Aim of the exercise: Please quote every line word for word.

## START Data rows

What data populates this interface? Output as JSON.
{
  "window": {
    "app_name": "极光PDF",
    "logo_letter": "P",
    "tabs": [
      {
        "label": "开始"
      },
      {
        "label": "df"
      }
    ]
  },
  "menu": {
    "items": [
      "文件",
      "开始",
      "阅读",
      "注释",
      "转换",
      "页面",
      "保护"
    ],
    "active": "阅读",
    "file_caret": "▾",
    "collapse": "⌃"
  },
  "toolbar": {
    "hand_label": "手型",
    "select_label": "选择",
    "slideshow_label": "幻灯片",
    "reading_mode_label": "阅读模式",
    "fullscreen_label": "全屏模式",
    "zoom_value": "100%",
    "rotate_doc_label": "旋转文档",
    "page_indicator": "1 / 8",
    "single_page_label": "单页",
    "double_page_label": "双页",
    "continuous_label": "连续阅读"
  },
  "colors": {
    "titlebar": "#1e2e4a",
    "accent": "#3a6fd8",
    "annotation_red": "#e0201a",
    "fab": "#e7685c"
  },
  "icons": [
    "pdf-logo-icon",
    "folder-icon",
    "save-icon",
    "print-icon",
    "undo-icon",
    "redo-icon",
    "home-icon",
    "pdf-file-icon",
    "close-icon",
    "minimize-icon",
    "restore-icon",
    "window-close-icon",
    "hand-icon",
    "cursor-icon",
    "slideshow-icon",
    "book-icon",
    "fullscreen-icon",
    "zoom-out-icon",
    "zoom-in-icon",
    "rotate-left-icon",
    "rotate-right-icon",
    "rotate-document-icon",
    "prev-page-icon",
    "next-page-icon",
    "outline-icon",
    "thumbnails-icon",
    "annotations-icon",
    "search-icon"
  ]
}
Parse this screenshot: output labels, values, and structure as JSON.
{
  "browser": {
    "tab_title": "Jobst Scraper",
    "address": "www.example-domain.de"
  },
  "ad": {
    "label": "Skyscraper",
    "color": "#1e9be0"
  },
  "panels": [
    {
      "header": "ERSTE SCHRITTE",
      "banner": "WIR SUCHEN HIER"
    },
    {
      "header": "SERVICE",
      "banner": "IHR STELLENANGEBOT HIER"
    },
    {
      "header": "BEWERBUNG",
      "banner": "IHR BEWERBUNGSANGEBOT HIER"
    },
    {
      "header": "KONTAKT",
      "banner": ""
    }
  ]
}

## END Data rows

Completed exercise:
What data populates this interface? Output as JSON.
{
  "window": {
    "app_name": "极光PDF",
    "logo_letter": "P",
    "tabs": [
      {
        "label": "开始"
      },
      {
        "label": "df"
      }
    ]
  },
  "menu": {
    "items": [
      "文件",
      "开始",
      "阅读",
      "注释",
      "转换",
      "页面",
      "保护"
    ],
    "active": "阅读",
    "file_caret": "▾",
    "collapse": "⌃"
  },
  "toolbar": {
    "hand_label": "手型",
    "select_label": "选择",
    "slideshow_label": "幻灯片",
    "reading_mode_label": "阅读模式",
    "fullscreen_label": "全屏模式",
    "zoom_value": "100%",
    "rotate_doc_label": "旋转文档",
    "page_indicator": "1 / 8",
    "single_page_label": "单页",
    "double_page_label": "双页",
    "continuous_label": "连续阅读"
  },
  "colors": {
    "titlebar": "#1e2e4a",
    "accent": "#3a6fd8",
    "annotation_red": "#e0201a",
    "fab": "#e7685c"
  },
  "icons": [
    "pdf-logo-icon",
    "folder-icon",
    "save-icon",
    "print-icon",
    "undo-icon",
    "redo-icon",
    "home-icon",
    "pdf-file-icon",
    "close-icon",
    "minimize-icon",
    "restore-icon",
    "window-close-icon",
    "hand-icon",
    "cursor-icon",
    "slideshow-icon",
    "book-icon",
    "fullscreen-icon",
    "zoom-out-icon",
    "zoom-in-icon",
    "rotate-left-icon",
    "rotate-right-icon",
    "rotate-document-icon",
    "prev-page-icon",
    "next-page-icon",
    "outline-icon",
    "thumbnails-icon",
    "annotations-icon",
    "search-icon"
  ]
}
Parse this screenshot: output labels, values, and structure as JSON.
{
  "browser": {
    "tab_title": "Jobst Scraper",
    "address": "www.example-domain.de"
  },
  "ad": {
    "label": "Skyscraper",
    "color": "#1e9be0"
  },
  "panels": [
    {
      "header": "ERSTE SCHRITTE",
      "banner": "WIR SUCHEN HIER"
    },
    {
      "header": "SERVICE",
      "banner": "IHR STELLENANGEBOT HIER"
    },
    {
      "header": "BEWERBUNG",
      "banner": "IHR BEWERBUNGSANGEBOT HIER"
    },
    {
      "header": "KONTAKT",
      "banner": ""
    }
  ]
}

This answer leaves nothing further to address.